Document extract:
···
Overview
- Manufacturer: Nissan Motors
- Also called: Stone engine
- Production: 1957-1964

Layout
- Configuration: Inline-four
- Displacement: 1.0 L (988 cc)
- Cylinder bore: 73 mm (2.9 in)
- Piston stroke: 59 mm (2.3 in)
- Cylinder block material: Cast iron
- Cylinder head material: Cast iron
- Valvetrain: OHV
- Valvetrain drive system: Chain
- Compression ratio: 8.0:1

Combustion
- Fuel system: Carburetor
- Fuel type: Gasoline
- Cooling system: Water-cooled

Output
- Power output: 37 hp (28 kW)
- Torque output: 64.7–66.4 N⋅m (47.7–49.0 lb⋅ft)

Chronology
- Predecessor: Datsun sidevalve engine
- Successor: Nissan E engine / Nissan A engine

= Nissan C engine =

The Nissan C-series was an inline-four automobile engine produced by Nissan from 1957 to 1964. It displaced 988 cc and produced 37 hp and 47.7 to 49 lbft. It was a pushrod engine and used single or dual-26 mm carburetors.
···
Given information:
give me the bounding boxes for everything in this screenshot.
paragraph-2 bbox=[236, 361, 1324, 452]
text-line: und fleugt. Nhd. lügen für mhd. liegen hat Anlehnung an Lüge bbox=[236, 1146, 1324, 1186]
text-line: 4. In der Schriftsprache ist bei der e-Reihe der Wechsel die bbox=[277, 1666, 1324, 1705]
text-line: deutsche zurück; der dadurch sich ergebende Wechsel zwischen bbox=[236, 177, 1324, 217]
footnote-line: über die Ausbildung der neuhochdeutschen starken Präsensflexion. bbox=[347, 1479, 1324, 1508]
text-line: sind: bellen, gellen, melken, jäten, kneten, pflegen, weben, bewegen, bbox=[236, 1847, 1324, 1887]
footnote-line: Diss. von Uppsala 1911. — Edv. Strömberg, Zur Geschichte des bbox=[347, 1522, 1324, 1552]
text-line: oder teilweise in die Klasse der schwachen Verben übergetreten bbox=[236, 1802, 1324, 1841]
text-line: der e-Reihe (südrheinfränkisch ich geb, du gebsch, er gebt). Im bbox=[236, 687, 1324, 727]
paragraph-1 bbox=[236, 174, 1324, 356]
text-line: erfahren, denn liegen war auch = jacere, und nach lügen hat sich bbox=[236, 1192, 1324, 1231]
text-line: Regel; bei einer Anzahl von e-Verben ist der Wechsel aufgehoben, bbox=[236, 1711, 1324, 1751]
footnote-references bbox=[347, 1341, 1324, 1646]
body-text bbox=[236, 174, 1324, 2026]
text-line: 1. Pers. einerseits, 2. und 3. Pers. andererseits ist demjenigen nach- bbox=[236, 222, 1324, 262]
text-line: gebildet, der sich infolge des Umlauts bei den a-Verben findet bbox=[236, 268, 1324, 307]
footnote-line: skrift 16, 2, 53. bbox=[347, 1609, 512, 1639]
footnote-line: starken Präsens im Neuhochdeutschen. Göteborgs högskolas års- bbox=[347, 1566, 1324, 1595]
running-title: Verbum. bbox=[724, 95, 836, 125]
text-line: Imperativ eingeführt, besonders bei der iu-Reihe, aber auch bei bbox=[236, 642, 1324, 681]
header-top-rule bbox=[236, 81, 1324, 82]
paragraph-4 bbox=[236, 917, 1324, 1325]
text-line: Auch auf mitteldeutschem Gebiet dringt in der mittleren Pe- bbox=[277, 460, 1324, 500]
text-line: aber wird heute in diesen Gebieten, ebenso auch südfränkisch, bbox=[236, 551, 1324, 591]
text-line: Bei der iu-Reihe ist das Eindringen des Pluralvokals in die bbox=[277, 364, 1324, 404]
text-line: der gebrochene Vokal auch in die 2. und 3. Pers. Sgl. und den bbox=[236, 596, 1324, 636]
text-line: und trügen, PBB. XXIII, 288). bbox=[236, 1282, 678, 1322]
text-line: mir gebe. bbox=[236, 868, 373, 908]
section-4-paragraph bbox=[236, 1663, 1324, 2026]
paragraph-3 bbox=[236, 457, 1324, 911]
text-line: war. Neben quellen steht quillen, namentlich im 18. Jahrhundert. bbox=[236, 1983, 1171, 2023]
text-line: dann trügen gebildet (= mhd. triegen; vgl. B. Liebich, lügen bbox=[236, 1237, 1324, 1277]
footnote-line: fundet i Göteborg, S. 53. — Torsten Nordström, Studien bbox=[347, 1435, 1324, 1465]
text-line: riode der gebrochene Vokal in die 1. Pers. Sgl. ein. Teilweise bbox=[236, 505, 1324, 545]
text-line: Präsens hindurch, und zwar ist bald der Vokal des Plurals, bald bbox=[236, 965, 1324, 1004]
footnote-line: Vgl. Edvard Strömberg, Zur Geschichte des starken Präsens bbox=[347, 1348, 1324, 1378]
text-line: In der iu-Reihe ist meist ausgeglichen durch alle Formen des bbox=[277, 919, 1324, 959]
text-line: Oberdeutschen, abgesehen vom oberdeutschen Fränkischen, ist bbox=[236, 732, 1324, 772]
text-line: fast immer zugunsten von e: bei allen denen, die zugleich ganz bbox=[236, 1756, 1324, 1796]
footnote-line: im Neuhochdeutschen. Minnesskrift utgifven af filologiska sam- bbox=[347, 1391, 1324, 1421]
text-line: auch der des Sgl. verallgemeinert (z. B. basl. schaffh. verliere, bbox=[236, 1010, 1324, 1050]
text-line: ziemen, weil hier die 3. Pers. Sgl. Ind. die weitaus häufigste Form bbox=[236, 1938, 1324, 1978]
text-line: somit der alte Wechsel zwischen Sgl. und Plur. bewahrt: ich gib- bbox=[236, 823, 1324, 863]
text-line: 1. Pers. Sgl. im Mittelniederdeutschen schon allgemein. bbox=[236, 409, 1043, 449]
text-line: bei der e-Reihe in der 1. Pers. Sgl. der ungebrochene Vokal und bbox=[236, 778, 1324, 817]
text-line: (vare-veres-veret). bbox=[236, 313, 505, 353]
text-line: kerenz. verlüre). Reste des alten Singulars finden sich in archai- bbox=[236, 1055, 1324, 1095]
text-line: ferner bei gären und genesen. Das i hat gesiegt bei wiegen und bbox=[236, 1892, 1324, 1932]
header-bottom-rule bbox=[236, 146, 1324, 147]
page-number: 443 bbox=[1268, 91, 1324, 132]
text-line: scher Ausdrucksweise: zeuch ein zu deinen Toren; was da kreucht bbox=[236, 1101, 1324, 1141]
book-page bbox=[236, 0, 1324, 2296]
···
Set of tasks:
a – Please write out the part of the Nissan C engine text starting at "The Nissan C-series" and ending at "dual-26 mm carburetors.".
b – Sum up the Nissan C engine text in two sentences.
The rows have nothing to do with the Nissan C engine text.

Per-task outputs:
a –
The Nissan C-series was an inline-four automobile engine produced by Nissan from 1957 to 1964. It displaced 988 cc and produced 37 hp and 47.7 to 49 lbft. It was a pushrod engine and used single or dual-26 mm carburetors.

b – The Nissan C-series was an inline-four engine that Nissan produced from 1957 to 1964, with a displacement of 988 cc and an output of 37 hp. It was a water-cooled pushrod engine with a cast-iron block and head, and it used single or dual 26 mm carburetors.